> **EXERCISE TASK**: Determine which lines contain the word "Park", then copy those lines.
● ● ●
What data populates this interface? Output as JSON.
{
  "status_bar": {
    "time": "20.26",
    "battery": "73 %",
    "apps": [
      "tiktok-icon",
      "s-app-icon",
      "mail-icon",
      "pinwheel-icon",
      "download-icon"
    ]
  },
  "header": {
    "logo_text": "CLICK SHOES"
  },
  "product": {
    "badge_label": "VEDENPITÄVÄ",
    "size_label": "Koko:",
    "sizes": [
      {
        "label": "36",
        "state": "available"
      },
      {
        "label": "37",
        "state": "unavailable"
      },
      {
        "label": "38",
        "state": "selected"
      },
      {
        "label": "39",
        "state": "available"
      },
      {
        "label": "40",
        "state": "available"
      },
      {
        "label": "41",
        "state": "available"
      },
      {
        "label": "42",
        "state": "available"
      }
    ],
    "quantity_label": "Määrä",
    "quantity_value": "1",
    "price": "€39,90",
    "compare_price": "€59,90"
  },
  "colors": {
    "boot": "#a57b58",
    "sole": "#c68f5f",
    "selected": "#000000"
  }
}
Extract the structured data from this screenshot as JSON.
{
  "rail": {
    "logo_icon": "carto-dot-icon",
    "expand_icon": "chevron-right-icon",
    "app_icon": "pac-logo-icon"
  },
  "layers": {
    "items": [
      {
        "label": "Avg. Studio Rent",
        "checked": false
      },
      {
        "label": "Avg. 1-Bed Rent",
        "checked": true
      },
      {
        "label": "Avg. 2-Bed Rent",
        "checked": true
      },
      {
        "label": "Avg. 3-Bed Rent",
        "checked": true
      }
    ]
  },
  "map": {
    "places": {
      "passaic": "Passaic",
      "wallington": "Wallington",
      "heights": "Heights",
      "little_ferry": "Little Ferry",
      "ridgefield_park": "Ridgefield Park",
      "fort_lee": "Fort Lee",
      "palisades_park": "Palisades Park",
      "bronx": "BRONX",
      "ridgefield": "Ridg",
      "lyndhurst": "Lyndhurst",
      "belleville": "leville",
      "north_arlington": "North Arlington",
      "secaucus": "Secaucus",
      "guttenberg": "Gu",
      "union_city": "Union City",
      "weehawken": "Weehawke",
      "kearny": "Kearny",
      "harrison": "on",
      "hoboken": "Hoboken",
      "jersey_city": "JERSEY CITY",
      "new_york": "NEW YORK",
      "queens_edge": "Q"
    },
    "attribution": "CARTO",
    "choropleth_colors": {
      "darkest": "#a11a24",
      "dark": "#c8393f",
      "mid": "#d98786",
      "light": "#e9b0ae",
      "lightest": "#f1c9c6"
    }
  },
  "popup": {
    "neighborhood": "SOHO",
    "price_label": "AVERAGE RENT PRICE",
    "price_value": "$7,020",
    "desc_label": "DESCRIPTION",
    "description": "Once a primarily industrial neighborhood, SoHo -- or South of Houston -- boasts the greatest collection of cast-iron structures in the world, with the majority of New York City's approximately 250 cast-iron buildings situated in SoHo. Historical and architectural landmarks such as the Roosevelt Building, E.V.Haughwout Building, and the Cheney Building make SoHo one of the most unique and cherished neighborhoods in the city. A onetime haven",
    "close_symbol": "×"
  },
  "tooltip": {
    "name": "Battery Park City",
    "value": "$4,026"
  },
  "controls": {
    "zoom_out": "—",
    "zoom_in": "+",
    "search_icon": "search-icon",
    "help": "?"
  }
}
● ● ●
> **PROBLEM SOLUTION**:
      "ridgefield_park": "Ridgefield Park",
      "palisades_park": "Palisades Park",
    "name": "Battery Park City",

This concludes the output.